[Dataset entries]
┌────────
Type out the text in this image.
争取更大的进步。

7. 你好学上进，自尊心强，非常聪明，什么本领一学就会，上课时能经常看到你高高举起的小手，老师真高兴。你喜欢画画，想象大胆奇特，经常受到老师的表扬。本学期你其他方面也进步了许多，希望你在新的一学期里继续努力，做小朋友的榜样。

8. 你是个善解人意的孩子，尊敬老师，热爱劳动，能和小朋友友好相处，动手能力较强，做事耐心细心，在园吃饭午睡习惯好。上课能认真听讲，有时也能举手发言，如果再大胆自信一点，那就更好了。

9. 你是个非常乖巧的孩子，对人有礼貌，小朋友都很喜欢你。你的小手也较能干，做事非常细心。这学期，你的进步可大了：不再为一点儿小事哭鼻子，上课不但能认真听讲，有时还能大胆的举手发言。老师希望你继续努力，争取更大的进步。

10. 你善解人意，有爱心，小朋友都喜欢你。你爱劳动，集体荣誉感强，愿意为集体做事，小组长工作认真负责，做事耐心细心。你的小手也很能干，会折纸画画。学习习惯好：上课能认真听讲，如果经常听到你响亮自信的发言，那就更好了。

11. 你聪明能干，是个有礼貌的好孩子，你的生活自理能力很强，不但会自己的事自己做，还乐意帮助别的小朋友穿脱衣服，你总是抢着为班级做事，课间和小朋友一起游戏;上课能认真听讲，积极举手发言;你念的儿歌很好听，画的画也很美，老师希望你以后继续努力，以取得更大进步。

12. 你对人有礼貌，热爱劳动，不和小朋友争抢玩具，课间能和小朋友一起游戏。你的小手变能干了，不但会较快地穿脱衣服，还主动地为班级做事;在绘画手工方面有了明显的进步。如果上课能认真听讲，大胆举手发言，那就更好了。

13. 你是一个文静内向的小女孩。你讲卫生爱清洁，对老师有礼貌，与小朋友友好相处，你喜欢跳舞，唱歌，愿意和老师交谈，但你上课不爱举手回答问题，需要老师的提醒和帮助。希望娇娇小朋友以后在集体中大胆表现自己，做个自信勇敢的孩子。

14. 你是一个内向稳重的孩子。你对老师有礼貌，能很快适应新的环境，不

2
└────────
┌────────
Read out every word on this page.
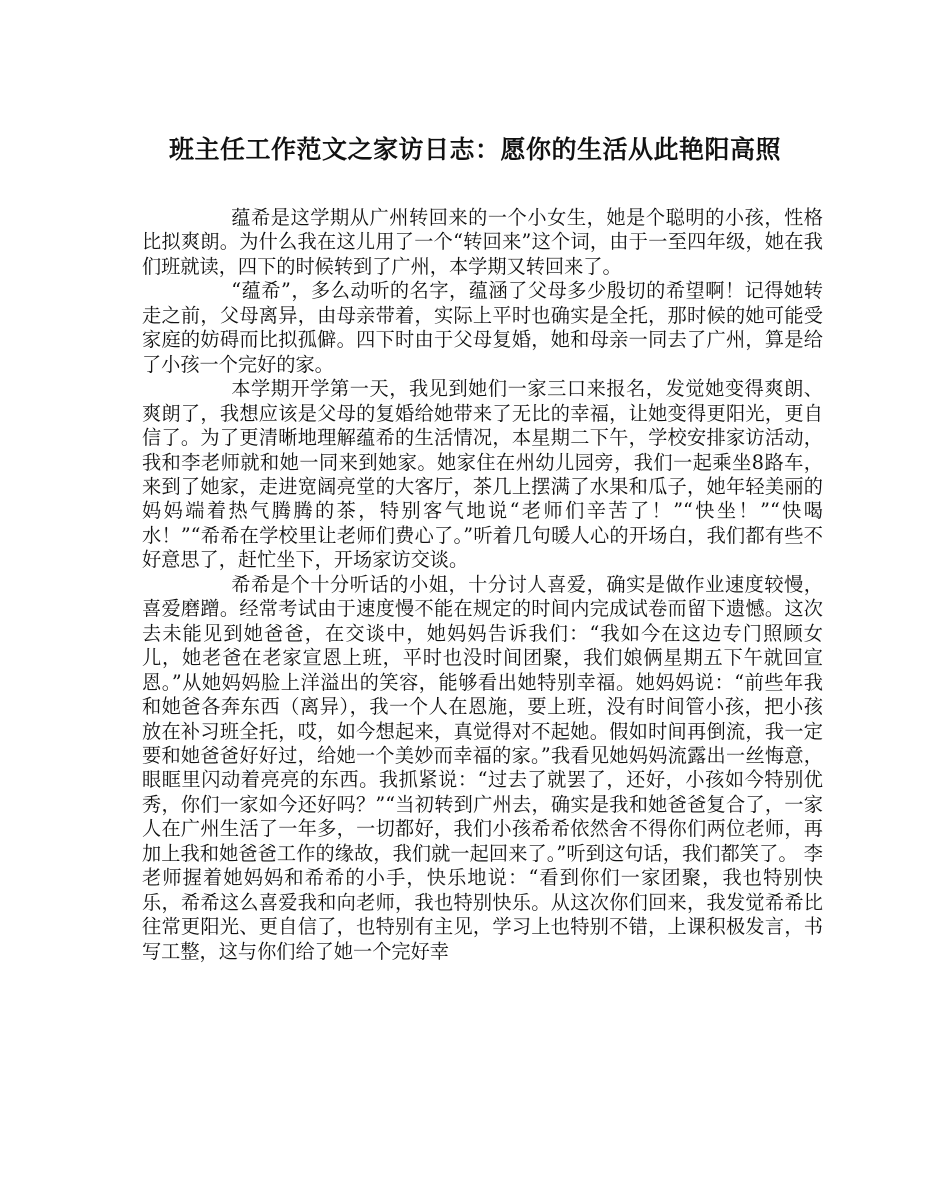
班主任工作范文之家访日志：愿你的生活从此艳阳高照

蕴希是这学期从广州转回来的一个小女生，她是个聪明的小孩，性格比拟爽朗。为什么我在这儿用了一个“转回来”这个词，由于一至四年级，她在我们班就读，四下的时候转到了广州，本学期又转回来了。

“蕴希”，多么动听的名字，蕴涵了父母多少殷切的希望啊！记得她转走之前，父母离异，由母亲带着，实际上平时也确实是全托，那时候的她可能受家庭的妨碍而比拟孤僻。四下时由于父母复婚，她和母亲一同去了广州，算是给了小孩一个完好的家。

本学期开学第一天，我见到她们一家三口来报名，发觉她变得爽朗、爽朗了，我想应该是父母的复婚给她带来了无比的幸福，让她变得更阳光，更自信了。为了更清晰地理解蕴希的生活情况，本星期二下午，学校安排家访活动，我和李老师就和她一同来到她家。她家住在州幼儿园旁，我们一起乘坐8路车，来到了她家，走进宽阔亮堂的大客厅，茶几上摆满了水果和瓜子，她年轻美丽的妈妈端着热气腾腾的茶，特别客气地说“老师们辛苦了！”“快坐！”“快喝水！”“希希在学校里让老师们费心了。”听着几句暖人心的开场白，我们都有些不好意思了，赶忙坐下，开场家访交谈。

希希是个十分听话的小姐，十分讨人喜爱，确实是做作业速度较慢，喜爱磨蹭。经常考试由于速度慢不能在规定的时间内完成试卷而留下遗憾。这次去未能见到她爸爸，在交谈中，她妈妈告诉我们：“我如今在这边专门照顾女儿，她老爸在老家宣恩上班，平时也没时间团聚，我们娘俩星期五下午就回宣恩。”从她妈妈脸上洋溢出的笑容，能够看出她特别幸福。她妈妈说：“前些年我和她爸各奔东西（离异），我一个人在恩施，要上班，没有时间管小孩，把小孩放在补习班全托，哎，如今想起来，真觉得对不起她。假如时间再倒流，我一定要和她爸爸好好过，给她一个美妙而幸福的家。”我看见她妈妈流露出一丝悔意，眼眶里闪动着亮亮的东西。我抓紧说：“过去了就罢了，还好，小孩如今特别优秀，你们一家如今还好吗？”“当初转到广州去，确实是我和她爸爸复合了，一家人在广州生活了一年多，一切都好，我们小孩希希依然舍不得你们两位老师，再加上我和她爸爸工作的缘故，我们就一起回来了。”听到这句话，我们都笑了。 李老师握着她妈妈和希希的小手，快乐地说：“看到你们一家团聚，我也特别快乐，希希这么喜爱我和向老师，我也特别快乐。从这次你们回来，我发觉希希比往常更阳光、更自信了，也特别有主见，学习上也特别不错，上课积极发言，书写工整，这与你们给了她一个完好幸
└────────
**Directions**. From the entries above, collect every line with the string "那就更好了" in it.

**The reply**.
8. 你是个善解人意的孩子，尊敬老师，热爱劳动，能和小朋友友好相处，动手能力较强，做事耐心细心，在园吃饭午睡习惯好。上课能认真听讲，有时也能举手发言，如果再大胆自信一点，那就更好了。
10. 你善解人意，有爱心，小朋友都喜欢你。你爱劳动，集体荣誉感强，愿意为集体做事，小组长工作认真负责，做事耐心细心。你的小手也很能干，会折纸画画。学习习惯好：上课能认真听讲，如果经常听到你响亮自信的发言，那就更好了。
12. 你对人有礼貌，热爱劳动，不和小朋友争抢玩具，课间能和小朋友一起游戏。你的小手变能干了，不但会较快地穿脱衣服，还主动地为班级做事;在绘画手工方面有了明显的进步。如果上课能认真听讲，大胆举手发言，那就更好了。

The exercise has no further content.